Given problem
Quote the lines below from the one containing "Read all visible content and emit it as JSON." to the final line, both ends included; exclude the pictures.

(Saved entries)

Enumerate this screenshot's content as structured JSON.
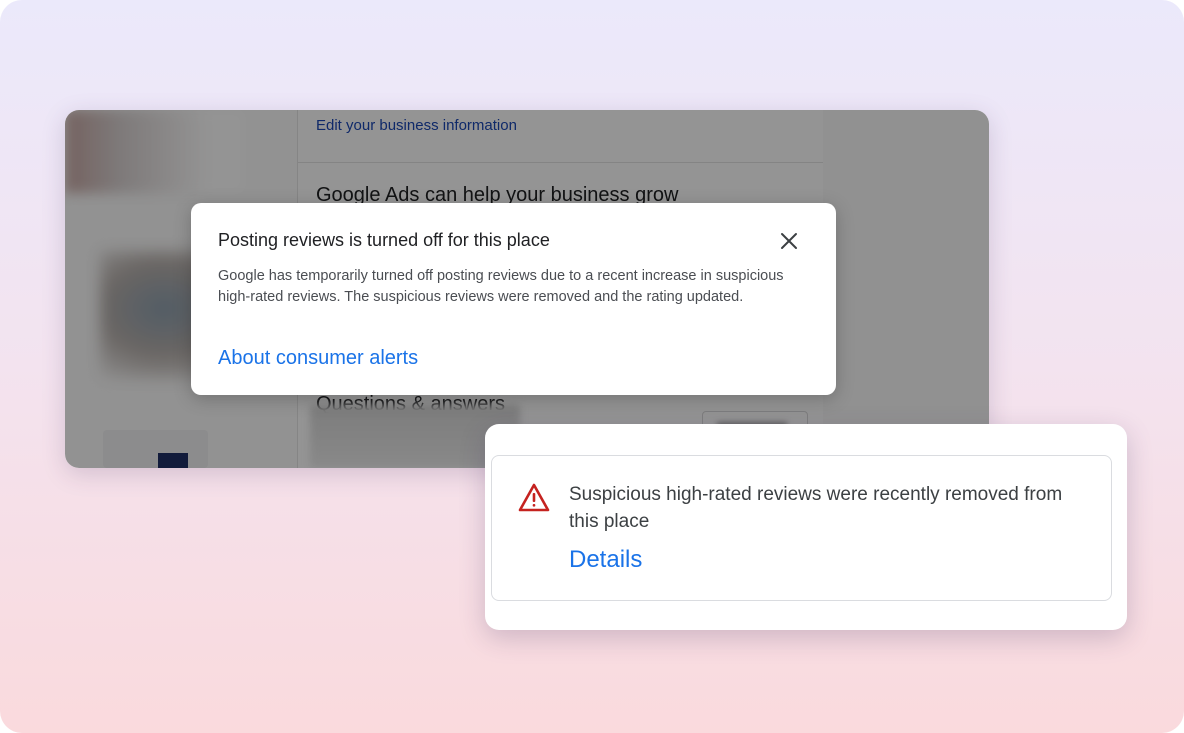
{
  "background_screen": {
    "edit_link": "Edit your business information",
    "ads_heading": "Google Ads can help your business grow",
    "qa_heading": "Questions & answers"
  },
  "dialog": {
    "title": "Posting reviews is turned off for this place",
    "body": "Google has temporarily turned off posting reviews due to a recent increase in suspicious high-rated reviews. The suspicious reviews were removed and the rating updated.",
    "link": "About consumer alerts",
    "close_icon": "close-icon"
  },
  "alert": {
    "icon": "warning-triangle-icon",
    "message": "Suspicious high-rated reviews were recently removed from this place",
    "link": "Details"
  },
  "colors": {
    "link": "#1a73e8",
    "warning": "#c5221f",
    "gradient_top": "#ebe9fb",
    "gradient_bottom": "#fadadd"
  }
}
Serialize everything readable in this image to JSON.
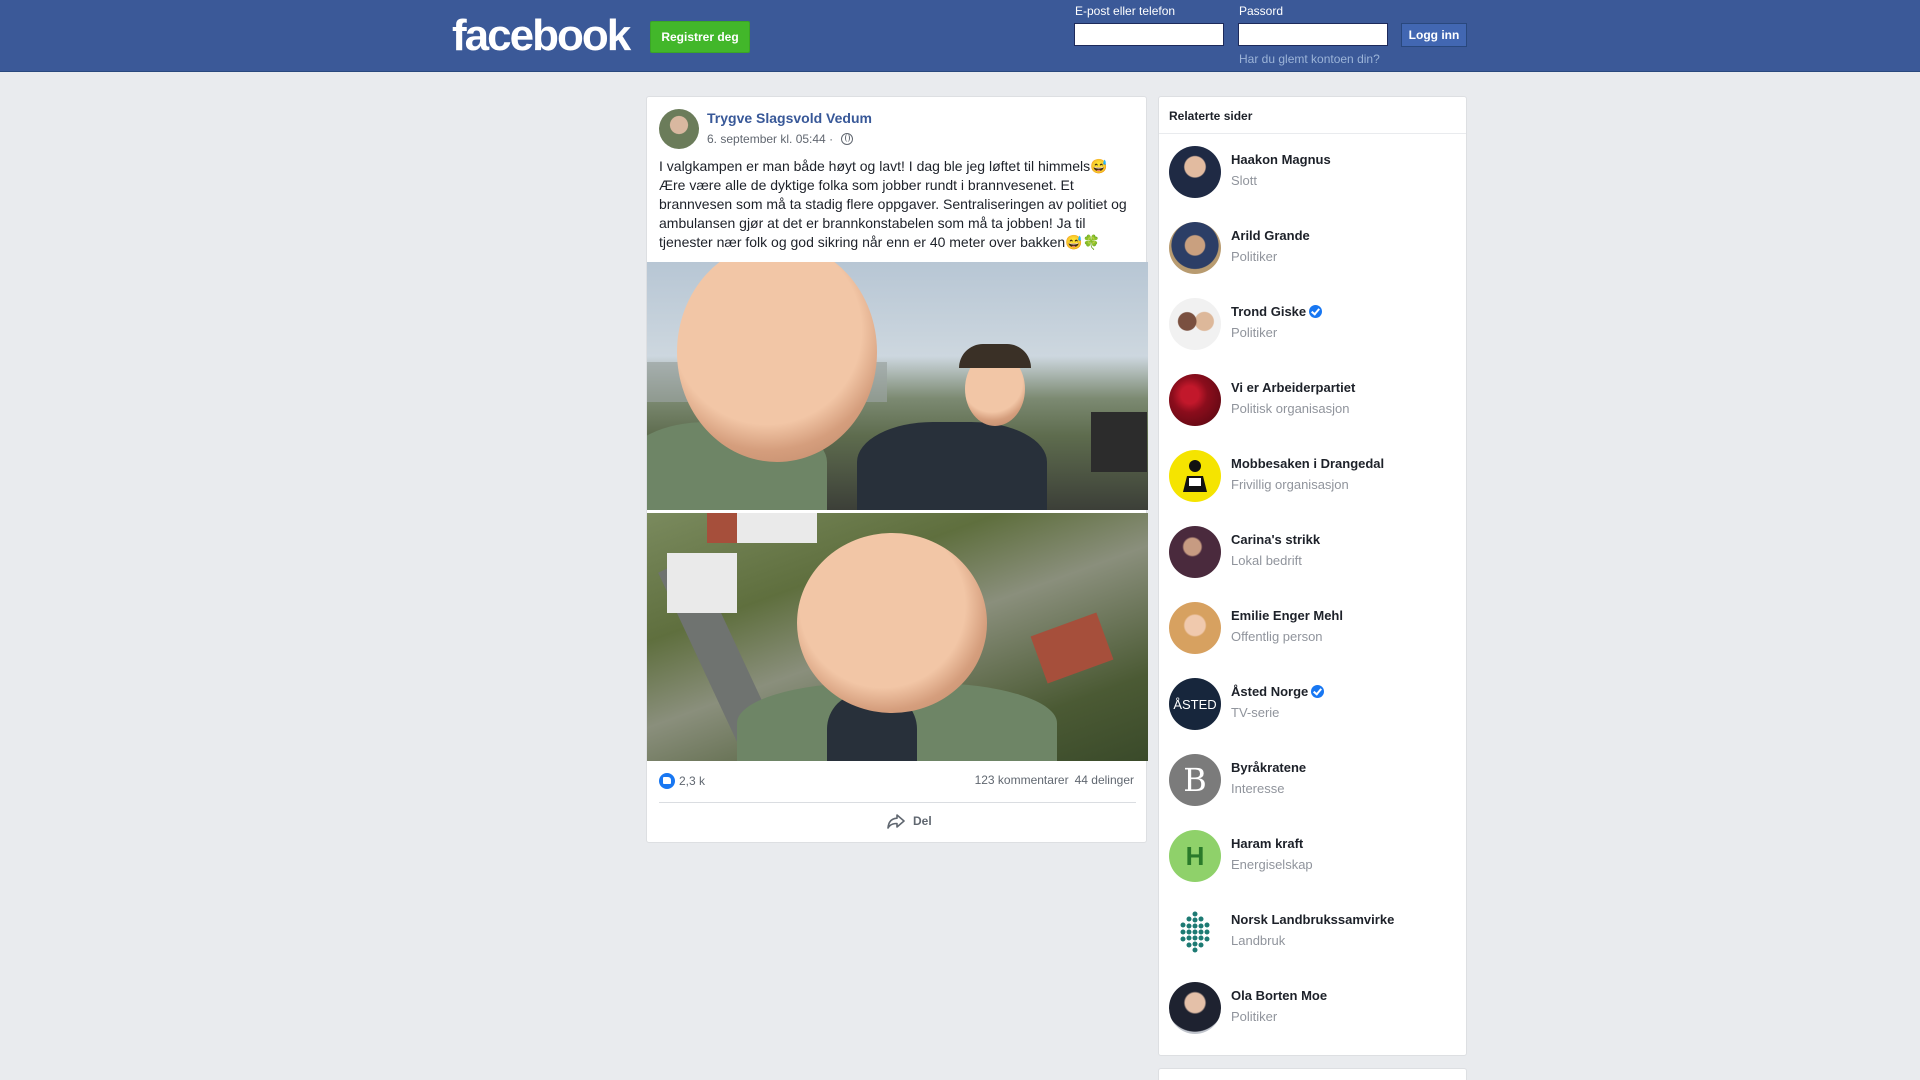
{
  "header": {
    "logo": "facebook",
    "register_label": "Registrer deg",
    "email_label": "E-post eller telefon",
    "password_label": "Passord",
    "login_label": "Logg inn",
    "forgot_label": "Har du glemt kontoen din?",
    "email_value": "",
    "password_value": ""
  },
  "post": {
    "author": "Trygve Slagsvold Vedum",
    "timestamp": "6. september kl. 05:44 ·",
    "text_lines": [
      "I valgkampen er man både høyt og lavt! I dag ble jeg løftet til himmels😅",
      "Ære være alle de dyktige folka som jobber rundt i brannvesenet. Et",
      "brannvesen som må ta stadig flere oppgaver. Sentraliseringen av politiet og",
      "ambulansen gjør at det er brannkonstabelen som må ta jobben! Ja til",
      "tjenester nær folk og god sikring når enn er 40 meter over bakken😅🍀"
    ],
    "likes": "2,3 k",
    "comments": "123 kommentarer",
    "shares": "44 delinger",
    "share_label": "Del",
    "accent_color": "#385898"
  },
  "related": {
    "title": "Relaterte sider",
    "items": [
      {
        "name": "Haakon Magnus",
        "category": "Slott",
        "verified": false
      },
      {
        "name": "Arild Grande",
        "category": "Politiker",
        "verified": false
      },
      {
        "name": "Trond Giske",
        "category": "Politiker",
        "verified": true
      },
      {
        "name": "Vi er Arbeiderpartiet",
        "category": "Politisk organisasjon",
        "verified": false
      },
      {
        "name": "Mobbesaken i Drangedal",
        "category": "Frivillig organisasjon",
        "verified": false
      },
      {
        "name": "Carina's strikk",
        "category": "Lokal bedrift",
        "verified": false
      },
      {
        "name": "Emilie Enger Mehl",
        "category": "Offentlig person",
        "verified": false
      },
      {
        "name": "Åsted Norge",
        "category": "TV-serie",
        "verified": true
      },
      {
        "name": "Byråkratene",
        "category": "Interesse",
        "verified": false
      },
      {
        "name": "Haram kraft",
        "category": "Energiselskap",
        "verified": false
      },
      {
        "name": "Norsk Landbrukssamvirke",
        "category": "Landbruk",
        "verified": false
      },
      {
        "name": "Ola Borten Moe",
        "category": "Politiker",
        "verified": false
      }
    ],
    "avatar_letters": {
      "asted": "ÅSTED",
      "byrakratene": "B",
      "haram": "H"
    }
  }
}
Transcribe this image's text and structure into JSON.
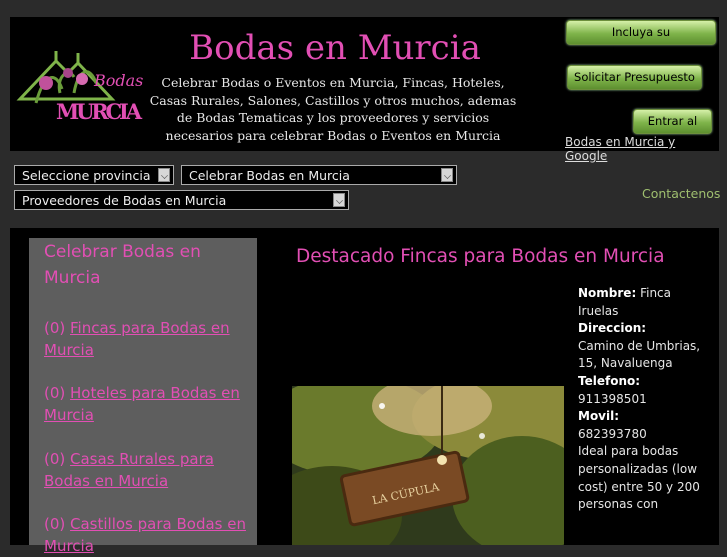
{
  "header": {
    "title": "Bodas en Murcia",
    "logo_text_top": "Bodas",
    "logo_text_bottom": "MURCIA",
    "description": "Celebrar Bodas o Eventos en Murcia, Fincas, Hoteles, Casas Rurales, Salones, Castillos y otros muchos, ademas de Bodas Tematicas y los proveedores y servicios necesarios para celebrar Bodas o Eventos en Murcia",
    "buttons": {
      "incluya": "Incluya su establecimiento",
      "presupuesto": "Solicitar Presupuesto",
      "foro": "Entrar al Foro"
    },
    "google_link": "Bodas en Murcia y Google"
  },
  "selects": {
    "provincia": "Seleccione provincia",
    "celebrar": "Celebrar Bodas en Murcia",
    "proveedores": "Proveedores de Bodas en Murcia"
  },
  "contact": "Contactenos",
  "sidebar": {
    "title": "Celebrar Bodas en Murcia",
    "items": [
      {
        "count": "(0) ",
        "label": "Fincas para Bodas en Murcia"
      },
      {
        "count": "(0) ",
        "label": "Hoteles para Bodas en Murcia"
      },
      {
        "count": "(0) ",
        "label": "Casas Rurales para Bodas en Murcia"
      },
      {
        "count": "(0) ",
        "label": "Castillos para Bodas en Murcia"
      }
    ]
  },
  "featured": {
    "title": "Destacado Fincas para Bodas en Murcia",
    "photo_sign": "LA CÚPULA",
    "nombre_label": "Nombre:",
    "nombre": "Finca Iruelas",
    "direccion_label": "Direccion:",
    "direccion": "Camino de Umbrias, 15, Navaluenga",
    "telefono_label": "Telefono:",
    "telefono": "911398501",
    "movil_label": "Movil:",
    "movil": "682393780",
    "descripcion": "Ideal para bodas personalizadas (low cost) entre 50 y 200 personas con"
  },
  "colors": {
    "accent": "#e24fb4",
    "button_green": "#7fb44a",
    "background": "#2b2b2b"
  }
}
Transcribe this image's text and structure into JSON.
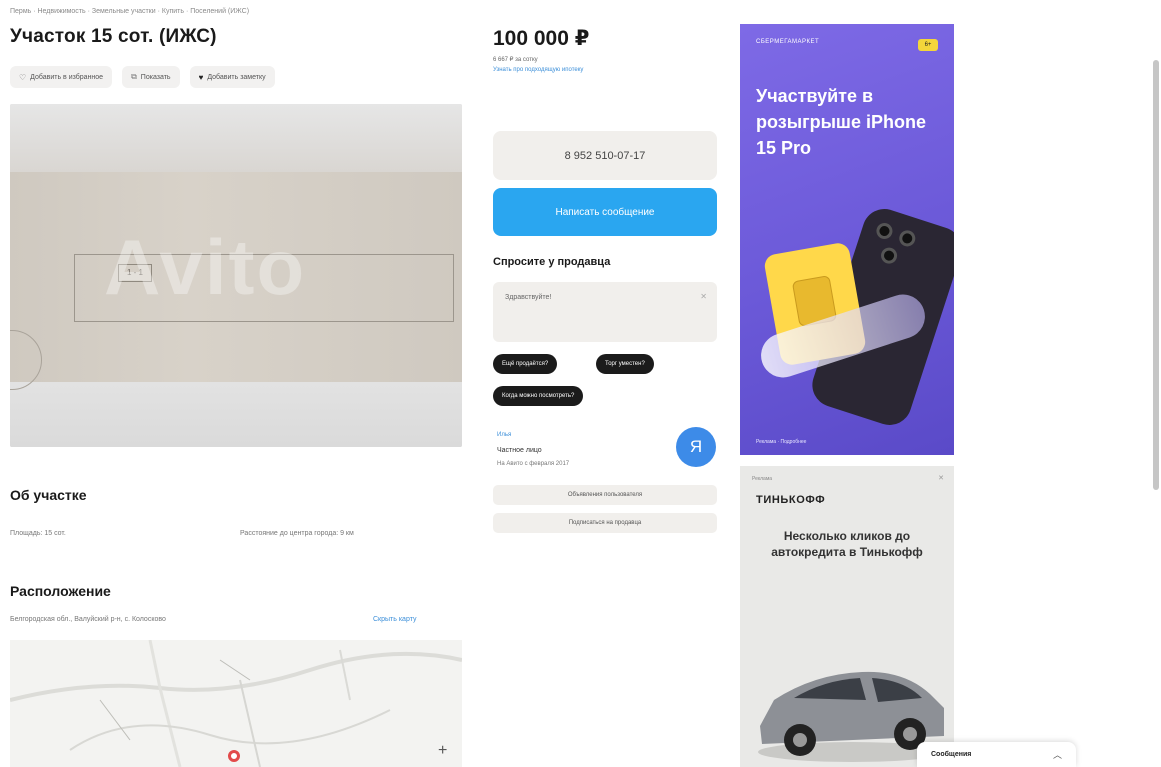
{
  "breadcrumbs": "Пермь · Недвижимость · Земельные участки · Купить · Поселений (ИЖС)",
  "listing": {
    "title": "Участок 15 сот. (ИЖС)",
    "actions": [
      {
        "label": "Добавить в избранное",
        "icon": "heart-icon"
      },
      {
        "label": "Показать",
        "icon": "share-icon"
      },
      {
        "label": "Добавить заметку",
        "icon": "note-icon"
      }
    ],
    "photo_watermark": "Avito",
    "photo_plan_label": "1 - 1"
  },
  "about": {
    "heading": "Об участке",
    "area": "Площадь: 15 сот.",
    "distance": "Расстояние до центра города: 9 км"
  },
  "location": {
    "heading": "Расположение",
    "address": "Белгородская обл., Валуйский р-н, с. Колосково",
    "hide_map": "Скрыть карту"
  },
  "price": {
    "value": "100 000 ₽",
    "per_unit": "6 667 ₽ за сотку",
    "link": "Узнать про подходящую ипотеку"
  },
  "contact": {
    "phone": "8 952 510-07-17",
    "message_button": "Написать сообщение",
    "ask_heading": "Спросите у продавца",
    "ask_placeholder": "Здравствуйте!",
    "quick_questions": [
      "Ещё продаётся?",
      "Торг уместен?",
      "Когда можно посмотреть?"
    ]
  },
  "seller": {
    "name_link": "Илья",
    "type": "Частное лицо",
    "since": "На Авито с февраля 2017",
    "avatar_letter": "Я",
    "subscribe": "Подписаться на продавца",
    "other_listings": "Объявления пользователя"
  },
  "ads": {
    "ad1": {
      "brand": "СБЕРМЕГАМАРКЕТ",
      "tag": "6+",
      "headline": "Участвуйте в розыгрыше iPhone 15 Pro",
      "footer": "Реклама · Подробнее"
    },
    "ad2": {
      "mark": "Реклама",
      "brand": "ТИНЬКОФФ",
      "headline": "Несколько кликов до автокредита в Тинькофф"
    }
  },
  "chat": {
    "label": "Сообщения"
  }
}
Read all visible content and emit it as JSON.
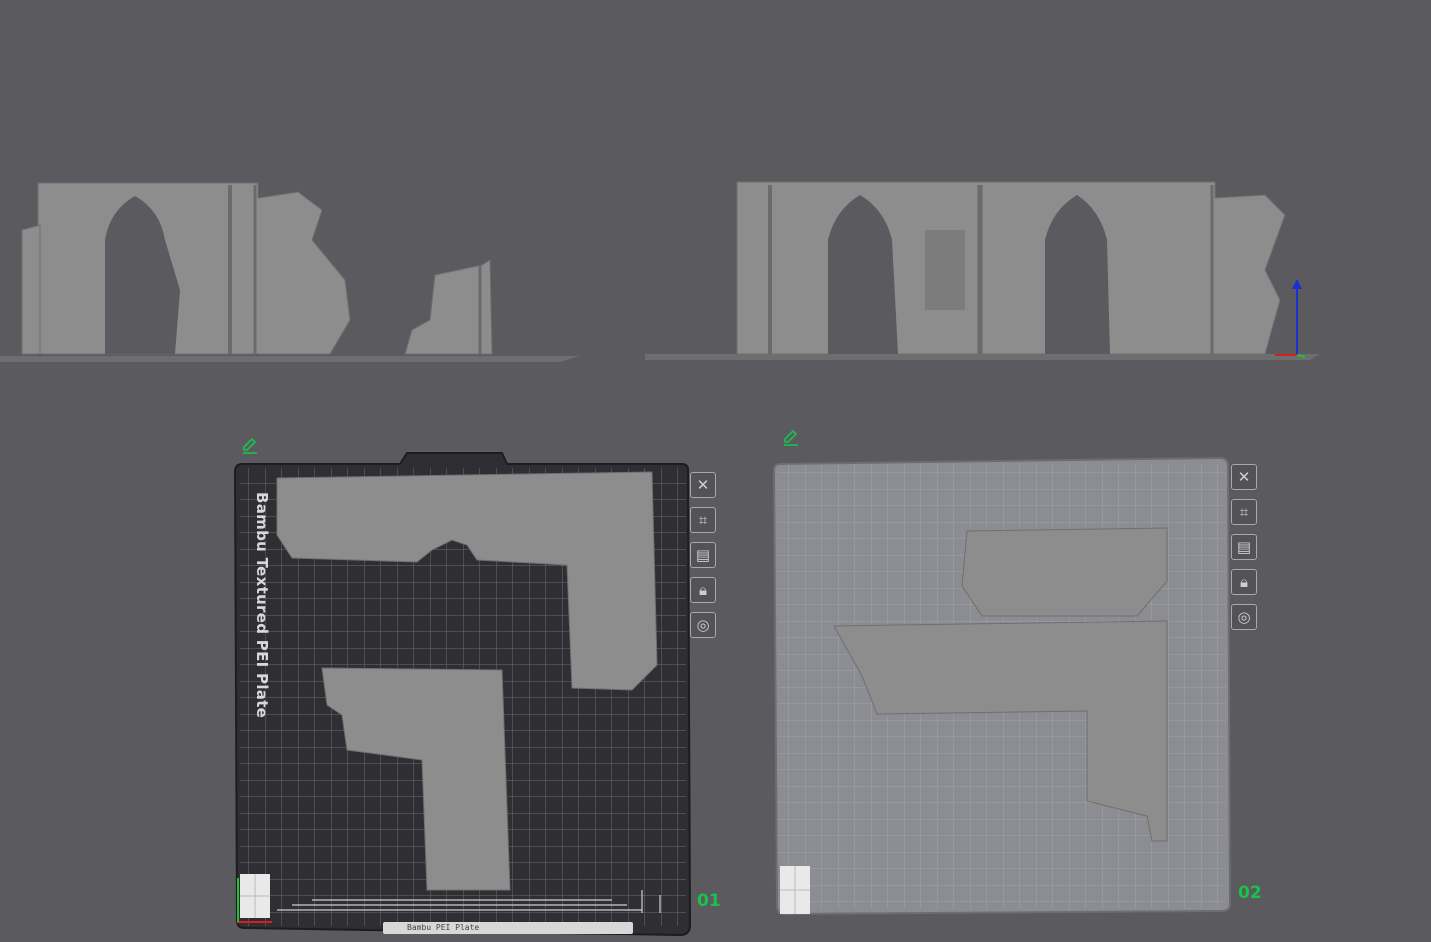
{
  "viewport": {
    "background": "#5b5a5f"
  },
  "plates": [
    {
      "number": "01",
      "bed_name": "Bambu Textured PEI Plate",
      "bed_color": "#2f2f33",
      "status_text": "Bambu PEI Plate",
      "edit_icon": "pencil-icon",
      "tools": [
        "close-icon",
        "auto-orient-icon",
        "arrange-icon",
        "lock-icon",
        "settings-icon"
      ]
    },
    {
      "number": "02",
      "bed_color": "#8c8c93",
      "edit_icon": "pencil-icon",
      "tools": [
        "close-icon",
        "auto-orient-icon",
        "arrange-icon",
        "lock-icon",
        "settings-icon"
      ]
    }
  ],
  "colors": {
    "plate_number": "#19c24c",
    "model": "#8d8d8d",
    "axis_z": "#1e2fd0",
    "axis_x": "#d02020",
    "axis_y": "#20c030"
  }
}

Written reply
Read all visible content and emit it as JSON.
{
  "viewport": {
    "background": "#5b5a5f"
  },
  "plates": [
    {
      "number": "01",
      "bed_name": "Bambu Textured PEI Plate",
      "bed_color": "#2f2f33",
      "status_text": "Bambu PEI Plate",
      "edit_icon": "pencil-icon",
      "tools": [
        "close-icon",
        "auto-orient-icon",
        "arrange-icon",
        "lock-icon",
        "settings-icon"
      ]
    },
    {
      "number": "02",
      "bed_color": "#8c8c93",
      "edit_icon": "pencil-icon",
      "tools": [
        "close-icon",
        "auto-orient-icon",
        "arrange-icon",
        "lock-icon",
        "settings-icon"
      ]
    }
  ],
  "colors": {
    "plate_number": "#19c24c",
    "model": "#8d8d8d",
    "axis_z": "#1e2fd0",
    "axis_x": "#d02020",
    "axis_y": "#20c030"
  }
}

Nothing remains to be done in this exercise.